**The task**
Go through the lines below. Copy those with "mais".

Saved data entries
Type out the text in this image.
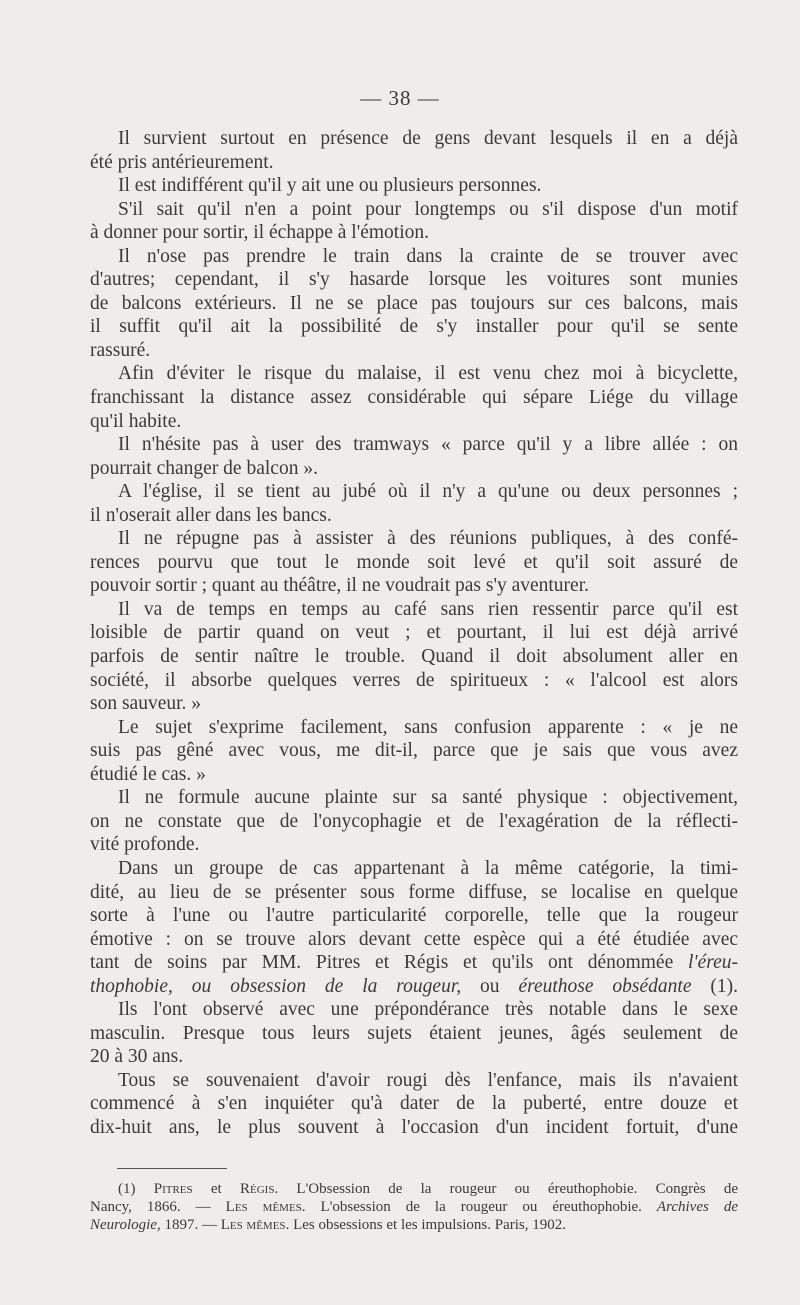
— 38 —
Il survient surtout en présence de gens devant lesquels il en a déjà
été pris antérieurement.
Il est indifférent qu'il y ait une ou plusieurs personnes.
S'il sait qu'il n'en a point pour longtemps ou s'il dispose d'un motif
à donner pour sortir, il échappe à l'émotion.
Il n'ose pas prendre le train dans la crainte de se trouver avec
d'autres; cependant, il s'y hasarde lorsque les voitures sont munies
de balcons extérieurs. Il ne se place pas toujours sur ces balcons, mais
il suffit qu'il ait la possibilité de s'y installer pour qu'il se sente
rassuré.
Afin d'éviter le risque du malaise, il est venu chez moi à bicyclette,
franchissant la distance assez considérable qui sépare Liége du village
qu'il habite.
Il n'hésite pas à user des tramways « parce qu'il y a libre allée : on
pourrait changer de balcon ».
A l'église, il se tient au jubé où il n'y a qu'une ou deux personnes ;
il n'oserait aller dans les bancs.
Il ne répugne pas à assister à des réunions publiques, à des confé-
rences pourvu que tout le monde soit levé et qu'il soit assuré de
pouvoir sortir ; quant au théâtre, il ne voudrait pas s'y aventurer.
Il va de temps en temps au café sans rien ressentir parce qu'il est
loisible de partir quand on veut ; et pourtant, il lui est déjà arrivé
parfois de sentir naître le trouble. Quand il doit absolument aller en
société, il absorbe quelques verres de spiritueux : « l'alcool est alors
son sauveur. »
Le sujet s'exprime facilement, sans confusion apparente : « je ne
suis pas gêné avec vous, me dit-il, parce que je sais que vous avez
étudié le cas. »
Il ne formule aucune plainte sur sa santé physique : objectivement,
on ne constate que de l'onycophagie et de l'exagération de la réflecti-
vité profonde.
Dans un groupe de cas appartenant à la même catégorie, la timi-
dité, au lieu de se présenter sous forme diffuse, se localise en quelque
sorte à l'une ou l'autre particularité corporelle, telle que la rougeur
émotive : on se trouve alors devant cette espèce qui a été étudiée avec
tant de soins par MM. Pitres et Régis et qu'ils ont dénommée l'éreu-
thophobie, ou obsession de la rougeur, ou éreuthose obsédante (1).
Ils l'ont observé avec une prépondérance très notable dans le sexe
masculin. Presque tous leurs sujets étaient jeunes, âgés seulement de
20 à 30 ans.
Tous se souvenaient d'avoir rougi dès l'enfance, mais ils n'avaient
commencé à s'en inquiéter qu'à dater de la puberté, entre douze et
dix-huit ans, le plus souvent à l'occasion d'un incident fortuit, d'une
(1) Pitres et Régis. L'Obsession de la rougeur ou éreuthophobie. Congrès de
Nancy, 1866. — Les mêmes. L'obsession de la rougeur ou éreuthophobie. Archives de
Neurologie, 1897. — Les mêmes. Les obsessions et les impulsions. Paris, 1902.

---

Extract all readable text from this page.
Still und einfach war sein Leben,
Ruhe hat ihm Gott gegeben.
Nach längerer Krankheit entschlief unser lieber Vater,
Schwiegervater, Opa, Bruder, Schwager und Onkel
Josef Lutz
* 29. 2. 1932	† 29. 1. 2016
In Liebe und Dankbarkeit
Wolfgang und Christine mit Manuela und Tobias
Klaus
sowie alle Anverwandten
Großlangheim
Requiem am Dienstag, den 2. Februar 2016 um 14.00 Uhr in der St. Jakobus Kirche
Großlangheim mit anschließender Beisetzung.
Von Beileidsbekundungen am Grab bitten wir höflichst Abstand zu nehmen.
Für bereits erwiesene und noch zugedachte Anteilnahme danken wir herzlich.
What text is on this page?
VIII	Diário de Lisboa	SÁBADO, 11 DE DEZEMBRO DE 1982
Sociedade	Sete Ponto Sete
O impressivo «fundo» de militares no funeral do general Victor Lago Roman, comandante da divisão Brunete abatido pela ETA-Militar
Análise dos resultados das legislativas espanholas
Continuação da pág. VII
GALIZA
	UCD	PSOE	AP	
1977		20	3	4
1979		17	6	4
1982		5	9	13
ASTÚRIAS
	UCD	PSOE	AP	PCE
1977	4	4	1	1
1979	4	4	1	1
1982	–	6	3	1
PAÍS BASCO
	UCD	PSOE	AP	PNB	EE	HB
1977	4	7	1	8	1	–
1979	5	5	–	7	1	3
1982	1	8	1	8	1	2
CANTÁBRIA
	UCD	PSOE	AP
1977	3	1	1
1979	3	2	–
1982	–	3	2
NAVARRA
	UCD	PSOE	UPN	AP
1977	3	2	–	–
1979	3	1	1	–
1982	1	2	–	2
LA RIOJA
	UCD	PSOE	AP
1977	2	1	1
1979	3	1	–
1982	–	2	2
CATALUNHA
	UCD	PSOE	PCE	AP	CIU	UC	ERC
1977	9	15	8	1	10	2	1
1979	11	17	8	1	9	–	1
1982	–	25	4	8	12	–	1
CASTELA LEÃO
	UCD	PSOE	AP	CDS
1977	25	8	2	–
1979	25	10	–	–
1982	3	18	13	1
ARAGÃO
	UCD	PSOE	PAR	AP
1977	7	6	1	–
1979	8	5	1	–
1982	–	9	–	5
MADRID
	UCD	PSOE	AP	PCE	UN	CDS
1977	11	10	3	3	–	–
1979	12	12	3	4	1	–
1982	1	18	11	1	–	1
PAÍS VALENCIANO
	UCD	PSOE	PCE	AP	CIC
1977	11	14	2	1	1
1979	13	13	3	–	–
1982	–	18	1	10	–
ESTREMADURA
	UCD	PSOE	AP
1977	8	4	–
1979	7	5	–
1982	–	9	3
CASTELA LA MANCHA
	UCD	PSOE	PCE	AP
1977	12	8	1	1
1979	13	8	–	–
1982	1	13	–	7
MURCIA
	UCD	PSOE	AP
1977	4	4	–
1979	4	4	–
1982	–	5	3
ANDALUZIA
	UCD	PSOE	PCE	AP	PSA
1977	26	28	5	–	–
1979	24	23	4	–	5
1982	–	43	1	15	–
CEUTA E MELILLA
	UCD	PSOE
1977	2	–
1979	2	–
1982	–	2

**Problem solution**
de balcons extérieurs. Il ne se place pas toujours sur ces balcons, mais
Tous se souvenaient d'avoir rougi dès l'enfance, mais ils n'avaient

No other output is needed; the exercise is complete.